Required work :: Omit the images, then output each of the records below exactly.

Listing ::
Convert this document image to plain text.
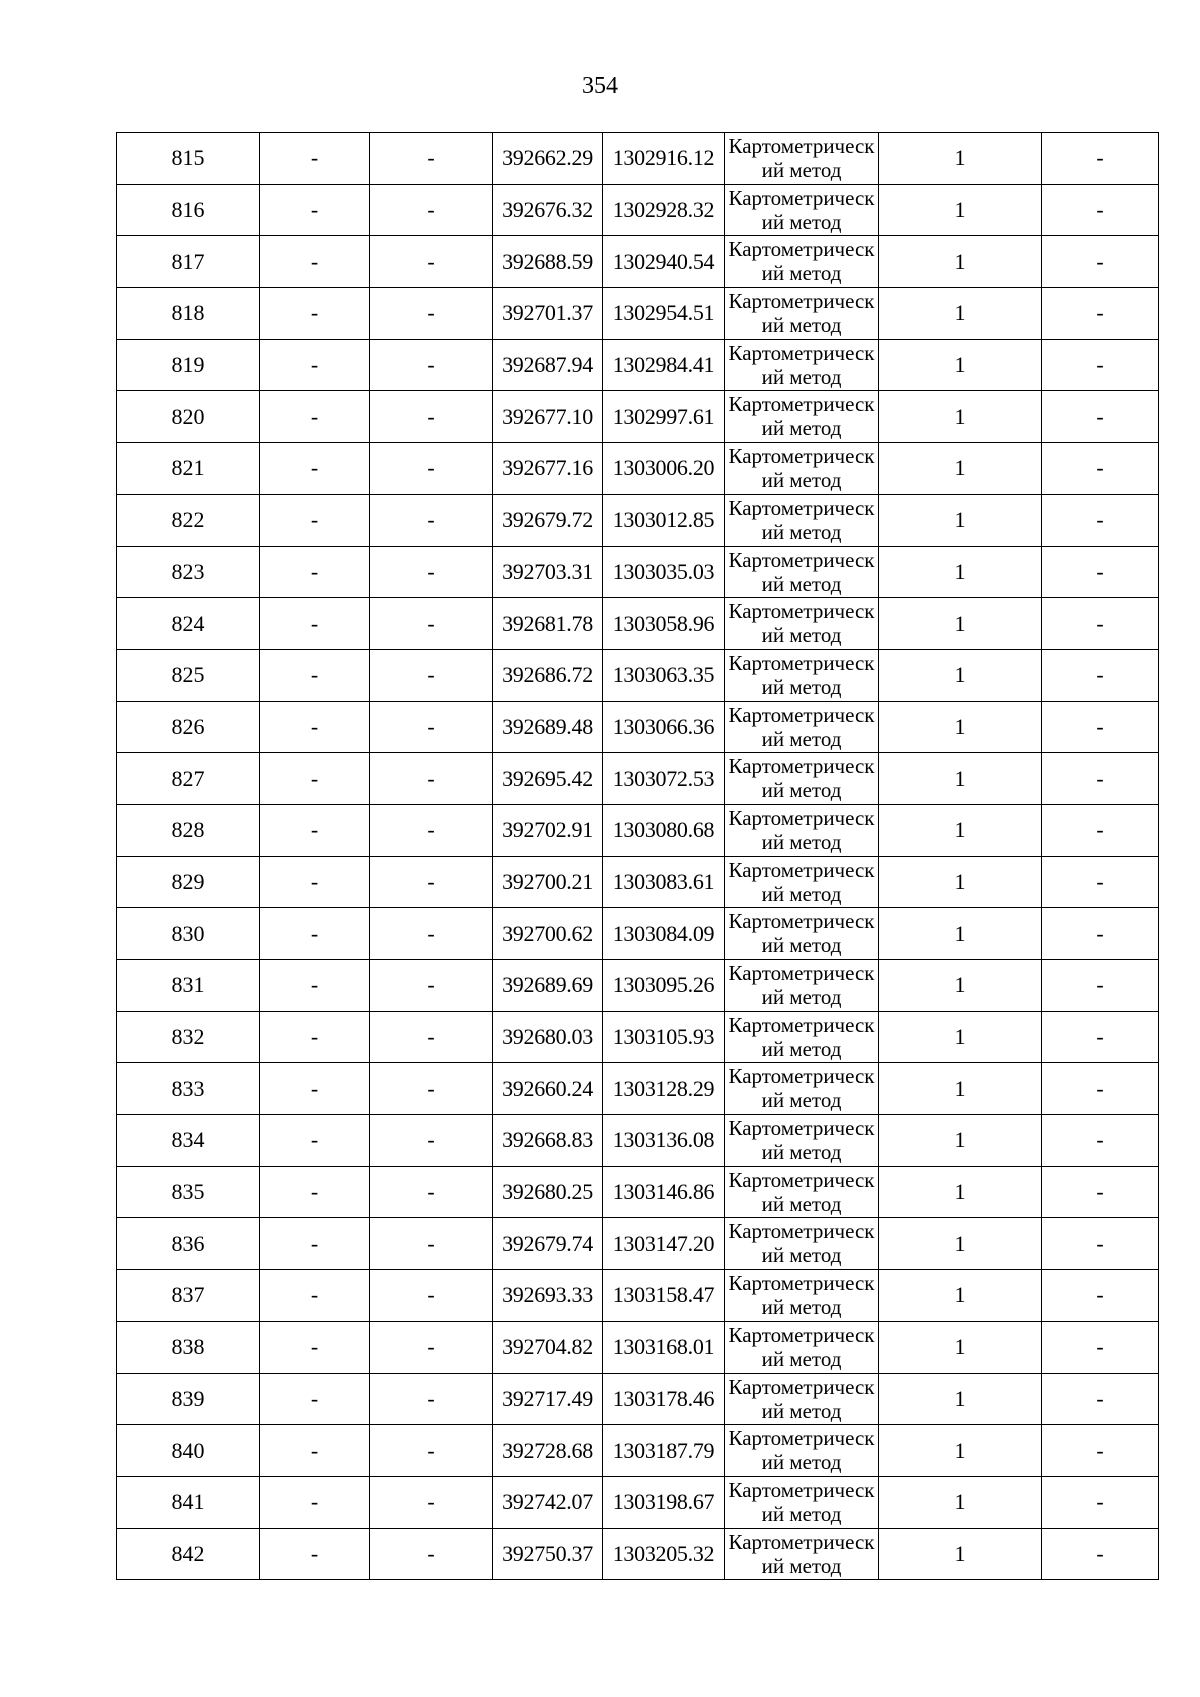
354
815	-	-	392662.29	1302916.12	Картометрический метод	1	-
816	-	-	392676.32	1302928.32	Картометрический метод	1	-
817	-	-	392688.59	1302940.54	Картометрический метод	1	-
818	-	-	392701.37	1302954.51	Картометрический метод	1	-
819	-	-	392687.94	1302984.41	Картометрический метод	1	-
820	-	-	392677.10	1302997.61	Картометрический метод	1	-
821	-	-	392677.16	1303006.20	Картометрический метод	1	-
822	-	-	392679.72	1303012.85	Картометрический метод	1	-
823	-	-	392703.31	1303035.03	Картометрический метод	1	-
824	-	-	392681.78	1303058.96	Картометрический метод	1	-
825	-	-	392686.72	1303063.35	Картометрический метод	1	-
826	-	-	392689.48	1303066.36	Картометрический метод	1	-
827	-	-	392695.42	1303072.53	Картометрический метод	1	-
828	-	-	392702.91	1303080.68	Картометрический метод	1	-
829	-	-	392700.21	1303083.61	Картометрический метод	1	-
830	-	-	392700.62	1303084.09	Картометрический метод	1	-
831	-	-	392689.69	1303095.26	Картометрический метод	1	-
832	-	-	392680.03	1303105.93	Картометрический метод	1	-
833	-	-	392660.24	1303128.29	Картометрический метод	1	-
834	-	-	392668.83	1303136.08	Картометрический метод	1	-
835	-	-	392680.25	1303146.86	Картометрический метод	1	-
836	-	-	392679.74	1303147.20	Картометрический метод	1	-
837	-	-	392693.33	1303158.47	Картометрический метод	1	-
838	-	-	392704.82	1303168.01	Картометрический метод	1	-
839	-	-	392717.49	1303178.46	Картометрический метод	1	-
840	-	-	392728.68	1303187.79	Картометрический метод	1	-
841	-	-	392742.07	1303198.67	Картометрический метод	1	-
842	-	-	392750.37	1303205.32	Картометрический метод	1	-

Task solution ::
Convert this document image to plain text.
354
815	-	-	392662.29	1302916.12	Картометрический метод	1	-
816	-	-	392676.32	1302928.32	Картометрический метод	1	-
817	-	-	392688.59	1302940.54	Картометрический метод	1	-
818	-	-	392701.37	1302954.51	Картометрический метод	1	-
819	-	-	392687.94	1302984.41	Картометрический метод	1	-
820	-	-	392677.10	1302997.61	Картометрический метод	1	-
821	-	-	392677.16	1303006.20	Картометрический метод	1	-
822	-	-	392679.72	1303012.85	Картометрический метод	1	-
823	-	-	392703.31	1303035.03	Картометрический метод	1	-
824	-	-	392681.78	1303058.96	Картометрический метод	1	-
825	-	-	392686.72	1303063.35	Картометрический метод	1	-
826	-	-	392689.48	1303066.36	Картометрический метод	1	-
827	-	-	392695.42	1303072.53	Картометрический метод	1	-
828	-	-	392702.91	1303080.68	Картометрический метод	1	-
829	-	-	392700.21	1303083.61	Картометрический метод	1	-
830	-	-	392700.62	1303084.09	Картометрический метод	1	-
831	-	-	392689.69	1303095.26	Картометрический метод	1	-
832	-	-	392680.03	1303105.93	Картометрический метод	1	-
833	-	-	392660.24	1303128.29	Картометрический метод	1	-
834	-	-	392668.83	1303136.08	Картометрический метод	1	-
835	-	-	392680.25	1303146.86	Картометрический метод	1	-
836	-	-	392679.74	1303147.20	Картометрический метод	1	-
837	-	-	392693.33	1303158.47	Картометрический метод	1	-
838	-	-	392704.82	1303168.01	Картометрический метод	1	-
839	-	-	392717.49	1303178.46	Картометрический метод	1	-
840	-	-	392728.68	1303187.79	Картометрический метод	1	-
841	-	-	392742.07	1303198.67	Картометрический метод	1	-
842	-	-	392750.37	1303205.32	Картометрический метод	1	-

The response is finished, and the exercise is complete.